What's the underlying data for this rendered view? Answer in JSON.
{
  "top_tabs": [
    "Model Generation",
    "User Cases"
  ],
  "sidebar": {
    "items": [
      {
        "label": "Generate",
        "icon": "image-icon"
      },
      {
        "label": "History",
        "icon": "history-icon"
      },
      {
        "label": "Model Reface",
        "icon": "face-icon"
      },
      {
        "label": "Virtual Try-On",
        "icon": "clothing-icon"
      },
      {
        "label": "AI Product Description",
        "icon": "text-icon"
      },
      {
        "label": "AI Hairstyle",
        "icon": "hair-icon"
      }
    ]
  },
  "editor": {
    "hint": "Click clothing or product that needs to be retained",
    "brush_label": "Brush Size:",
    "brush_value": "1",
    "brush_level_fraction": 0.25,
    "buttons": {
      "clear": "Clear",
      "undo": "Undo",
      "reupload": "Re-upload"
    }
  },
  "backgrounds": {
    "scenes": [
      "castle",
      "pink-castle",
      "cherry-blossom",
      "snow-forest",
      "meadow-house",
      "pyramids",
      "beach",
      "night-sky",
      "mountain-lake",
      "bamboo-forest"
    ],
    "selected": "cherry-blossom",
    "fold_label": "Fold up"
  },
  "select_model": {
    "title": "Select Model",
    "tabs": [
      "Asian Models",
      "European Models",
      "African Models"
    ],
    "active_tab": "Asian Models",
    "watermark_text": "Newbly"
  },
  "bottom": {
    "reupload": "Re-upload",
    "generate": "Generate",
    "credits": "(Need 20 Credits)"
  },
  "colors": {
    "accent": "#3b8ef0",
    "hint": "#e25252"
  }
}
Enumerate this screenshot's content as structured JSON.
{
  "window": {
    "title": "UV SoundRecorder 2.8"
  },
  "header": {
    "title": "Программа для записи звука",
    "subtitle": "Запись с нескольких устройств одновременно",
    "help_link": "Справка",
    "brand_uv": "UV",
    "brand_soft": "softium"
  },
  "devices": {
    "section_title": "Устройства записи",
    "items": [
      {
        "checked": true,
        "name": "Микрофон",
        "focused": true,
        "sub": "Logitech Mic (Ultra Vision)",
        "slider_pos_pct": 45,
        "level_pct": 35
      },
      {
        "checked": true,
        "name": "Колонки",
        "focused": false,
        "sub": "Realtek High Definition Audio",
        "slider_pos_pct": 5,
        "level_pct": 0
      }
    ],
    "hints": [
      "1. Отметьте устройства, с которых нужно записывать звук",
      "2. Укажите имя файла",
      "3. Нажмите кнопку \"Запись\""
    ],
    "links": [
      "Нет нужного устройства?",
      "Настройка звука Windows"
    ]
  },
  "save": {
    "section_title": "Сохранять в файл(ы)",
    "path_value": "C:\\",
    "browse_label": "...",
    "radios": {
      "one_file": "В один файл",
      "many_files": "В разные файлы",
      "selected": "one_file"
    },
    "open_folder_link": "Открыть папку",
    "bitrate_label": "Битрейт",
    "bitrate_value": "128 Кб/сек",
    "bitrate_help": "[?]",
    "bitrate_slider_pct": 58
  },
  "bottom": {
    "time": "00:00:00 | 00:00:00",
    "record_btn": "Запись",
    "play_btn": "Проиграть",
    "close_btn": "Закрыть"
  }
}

- - - -

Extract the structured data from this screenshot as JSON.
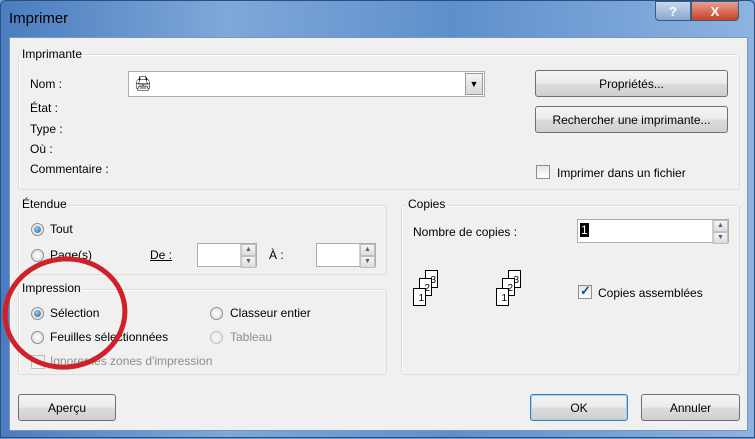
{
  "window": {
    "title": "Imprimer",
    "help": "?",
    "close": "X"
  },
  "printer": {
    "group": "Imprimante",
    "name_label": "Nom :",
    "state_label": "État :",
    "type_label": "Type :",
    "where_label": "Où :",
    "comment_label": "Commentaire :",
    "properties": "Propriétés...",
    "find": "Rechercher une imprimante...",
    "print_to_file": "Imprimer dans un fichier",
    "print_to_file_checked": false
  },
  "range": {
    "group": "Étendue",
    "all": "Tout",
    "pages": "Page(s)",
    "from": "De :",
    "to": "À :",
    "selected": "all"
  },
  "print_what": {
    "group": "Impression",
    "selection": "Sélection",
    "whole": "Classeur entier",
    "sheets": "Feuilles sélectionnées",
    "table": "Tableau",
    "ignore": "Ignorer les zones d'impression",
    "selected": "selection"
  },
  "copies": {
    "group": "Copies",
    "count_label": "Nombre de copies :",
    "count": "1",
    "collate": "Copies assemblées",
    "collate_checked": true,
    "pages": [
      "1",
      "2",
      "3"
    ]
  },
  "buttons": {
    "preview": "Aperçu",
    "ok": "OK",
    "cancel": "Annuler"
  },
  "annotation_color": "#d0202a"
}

- - - -

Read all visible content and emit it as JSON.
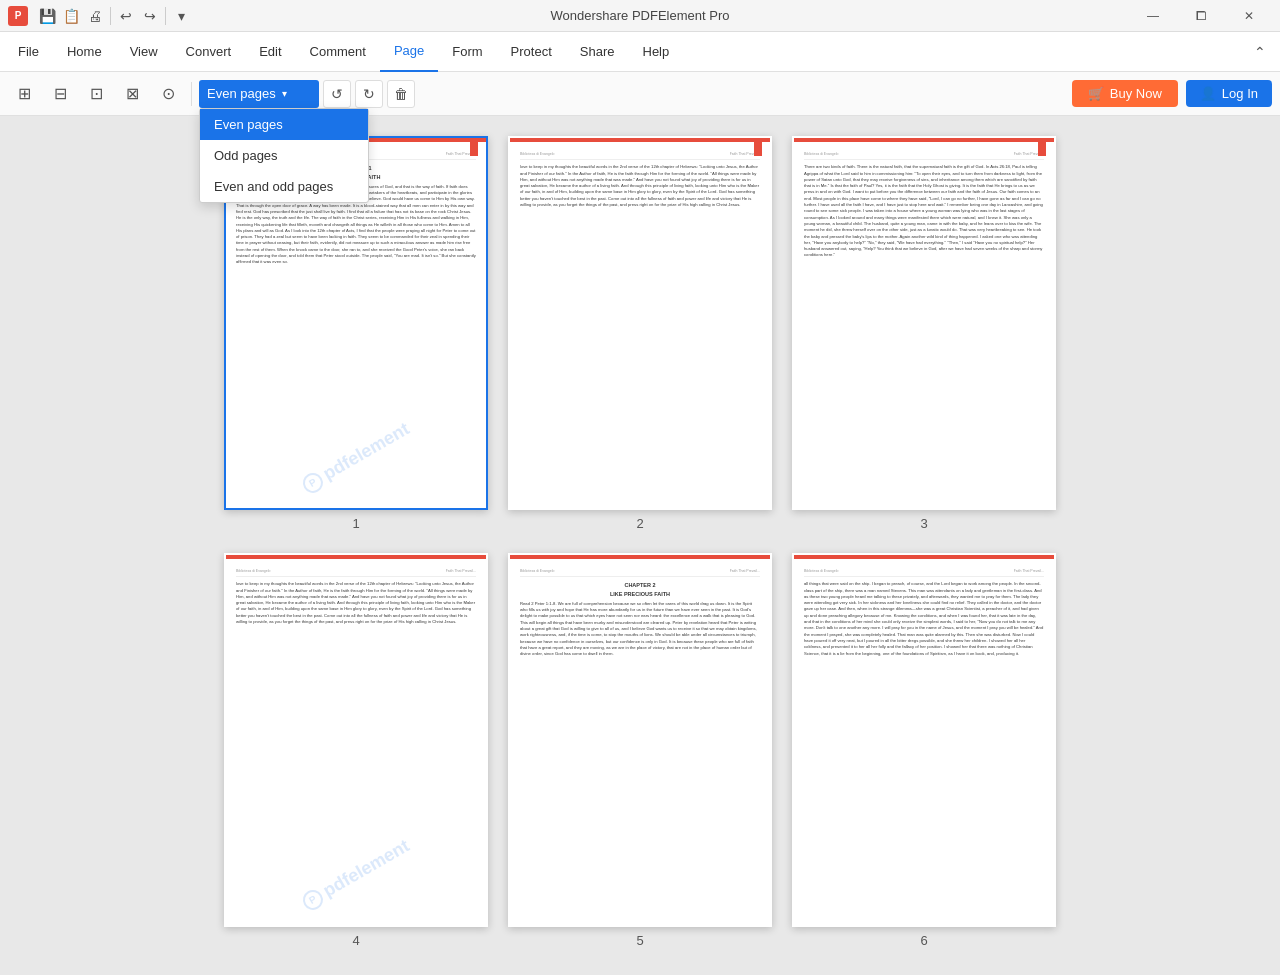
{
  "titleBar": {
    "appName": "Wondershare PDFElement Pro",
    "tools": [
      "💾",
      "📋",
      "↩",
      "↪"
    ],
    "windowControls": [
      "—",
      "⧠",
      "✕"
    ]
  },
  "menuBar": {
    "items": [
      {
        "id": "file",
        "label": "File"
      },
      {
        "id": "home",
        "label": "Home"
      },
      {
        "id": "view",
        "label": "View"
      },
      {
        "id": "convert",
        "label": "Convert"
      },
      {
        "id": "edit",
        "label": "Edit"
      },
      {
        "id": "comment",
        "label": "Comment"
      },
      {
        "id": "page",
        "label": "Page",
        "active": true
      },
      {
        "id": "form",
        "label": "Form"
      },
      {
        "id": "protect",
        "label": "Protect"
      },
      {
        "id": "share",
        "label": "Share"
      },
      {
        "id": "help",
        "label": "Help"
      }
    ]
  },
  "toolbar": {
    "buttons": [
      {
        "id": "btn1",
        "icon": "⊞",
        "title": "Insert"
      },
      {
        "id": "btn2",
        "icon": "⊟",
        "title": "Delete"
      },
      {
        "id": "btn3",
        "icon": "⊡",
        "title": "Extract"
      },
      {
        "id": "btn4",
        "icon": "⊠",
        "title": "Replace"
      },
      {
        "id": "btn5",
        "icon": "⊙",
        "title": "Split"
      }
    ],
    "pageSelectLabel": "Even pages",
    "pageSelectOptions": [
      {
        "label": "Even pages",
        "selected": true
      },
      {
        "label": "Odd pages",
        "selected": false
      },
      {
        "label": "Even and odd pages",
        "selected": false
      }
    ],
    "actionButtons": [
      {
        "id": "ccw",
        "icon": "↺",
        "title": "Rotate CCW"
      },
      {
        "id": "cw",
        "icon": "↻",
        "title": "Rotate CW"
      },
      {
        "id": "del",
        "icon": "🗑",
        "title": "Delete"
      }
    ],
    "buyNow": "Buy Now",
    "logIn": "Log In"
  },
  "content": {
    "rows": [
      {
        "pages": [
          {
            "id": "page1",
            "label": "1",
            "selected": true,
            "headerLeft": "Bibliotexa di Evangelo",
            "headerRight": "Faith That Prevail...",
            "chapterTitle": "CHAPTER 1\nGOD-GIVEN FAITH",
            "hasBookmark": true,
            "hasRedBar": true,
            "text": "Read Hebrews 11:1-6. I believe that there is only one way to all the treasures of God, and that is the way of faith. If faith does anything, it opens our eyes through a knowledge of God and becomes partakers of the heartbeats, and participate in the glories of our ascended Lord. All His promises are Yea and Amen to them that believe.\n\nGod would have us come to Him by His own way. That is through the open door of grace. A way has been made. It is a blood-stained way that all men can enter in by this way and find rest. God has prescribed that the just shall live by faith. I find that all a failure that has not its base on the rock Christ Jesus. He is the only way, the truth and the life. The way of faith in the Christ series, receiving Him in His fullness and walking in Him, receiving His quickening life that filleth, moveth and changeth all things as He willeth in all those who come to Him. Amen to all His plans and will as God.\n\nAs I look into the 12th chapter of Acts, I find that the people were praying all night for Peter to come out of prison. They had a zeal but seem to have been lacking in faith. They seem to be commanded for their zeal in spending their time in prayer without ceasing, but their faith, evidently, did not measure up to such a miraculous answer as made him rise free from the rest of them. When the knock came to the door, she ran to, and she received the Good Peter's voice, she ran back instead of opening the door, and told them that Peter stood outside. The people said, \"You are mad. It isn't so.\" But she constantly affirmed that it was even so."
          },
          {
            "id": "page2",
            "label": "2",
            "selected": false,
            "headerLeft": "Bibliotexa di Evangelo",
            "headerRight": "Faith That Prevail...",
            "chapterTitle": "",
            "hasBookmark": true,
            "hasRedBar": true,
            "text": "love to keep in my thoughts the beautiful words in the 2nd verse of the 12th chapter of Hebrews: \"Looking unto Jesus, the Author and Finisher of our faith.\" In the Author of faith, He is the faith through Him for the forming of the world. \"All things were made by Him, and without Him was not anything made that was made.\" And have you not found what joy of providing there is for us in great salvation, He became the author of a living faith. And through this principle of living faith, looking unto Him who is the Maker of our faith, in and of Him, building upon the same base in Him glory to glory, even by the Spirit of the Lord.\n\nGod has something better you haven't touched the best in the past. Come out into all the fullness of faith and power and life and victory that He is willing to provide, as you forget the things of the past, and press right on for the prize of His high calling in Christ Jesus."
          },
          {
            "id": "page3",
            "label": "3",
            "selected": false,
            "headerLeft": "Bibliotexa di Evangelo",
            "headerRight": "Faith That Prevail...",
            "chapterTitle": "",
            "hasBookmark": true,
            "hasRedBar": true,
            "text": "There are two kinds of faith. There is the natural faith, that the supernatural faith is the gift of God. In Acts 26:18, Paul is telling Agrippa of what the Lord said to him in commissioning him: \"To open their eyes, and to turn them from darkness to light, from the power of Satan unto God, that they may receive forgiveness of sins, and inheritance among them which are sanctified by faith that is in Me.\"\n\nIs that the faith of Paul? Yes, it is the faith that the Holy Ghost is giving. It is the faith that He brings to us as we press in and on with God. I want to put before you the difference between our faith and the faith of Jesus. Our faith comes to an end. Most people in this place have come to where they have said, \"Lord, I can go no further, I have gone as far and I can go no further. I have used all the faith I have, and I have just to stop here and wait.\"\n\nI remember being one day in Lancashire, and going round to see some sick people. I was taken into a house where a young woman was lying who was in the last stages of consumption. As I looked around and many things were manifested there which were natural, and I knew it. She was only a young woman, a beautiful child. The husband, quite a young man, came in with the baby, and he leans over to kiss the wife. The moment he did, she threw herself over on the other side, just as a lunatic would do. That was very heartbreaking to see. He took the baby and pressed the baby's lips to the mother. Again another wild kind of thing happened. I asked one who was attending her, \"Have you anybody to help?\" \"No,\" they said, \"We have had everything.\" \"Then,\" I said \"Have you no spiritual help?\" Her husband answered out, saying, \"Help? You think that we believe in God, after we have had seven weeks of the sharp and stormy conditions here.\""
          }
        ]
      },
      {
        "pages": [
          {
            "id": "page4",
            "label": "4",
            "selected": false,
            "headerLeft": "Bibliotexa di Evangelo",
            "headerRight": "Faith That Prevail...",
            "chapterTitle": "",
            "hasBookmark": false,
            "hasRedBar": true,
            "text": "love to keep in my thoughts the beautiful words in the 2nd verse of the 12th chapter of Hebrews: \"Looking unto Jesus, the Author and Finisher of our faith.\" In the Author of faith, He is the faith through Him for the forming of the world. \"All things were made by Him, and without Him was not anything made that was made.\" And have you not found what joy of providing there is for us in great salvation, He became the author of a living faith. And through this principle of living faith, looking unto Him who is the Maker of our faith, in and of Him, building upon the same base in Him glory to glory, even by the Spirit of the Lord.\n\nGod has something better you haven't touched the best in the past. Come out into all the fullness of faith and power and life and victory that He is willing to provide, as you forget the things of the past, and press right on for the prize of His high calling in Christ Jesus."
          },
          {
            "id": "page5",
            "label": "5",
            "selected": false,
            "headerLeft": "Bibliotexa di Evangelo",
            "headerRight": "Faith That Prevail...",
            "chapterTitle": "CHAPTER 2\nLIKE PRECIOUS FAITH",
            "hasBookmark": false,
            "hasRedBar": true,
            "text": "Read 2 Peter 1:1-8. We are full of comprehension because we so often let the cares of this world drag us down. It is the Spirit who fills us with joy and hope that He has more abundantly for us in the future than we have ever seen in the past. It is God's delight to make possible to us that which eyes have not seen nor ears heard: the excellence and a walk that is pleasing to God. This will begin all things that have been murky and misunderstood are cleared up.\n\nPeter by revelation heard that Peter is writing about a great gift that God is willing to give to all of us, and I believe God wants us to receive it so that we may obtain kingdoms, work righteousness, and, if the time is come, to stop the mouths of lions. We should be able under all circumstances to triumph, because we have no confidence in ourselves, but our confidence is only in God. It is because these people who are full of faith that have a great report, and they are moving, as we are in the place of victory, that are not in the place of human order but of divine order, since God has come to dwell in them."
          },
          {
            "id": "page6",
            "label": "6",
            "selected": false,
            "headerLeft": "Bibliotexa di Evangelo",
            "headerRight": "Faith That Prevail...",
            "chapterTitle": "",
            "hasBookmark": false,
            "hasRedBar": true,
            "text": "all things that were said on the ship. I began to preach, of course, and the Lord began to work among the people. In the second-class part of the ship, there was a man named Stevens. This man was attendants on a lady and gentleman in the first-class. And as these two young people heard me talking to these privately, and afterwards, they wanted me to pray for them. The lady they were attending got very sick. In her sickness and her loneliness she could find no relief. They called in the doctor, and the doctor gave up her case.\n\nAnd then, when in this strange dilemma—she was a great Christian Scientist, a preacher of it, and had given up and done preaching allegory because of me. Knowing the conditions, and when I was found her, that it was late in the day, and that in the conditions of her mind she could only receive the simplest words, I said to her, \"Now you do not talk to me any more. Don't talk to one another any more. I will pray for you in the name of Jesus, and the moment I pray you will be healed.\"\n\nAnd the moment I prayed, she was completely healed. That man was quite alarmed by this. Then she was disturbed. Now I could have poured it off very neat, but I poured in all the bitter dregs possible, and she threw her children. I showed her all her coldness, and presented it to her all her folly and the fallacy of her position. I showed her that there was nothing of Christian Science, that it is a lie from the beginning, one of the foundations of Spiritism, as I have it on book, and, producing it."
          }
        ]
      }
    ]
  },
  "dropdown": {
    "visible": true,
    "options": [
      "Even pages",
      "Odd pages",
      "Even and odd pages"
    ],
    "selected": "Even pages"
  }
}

- - - -

» Objective
Extract all lines of the records above that include "Imprimer".

» Response for this exercise
    "title": "Imprimer",
    "print_to_file": "Imprimer dans un fichier",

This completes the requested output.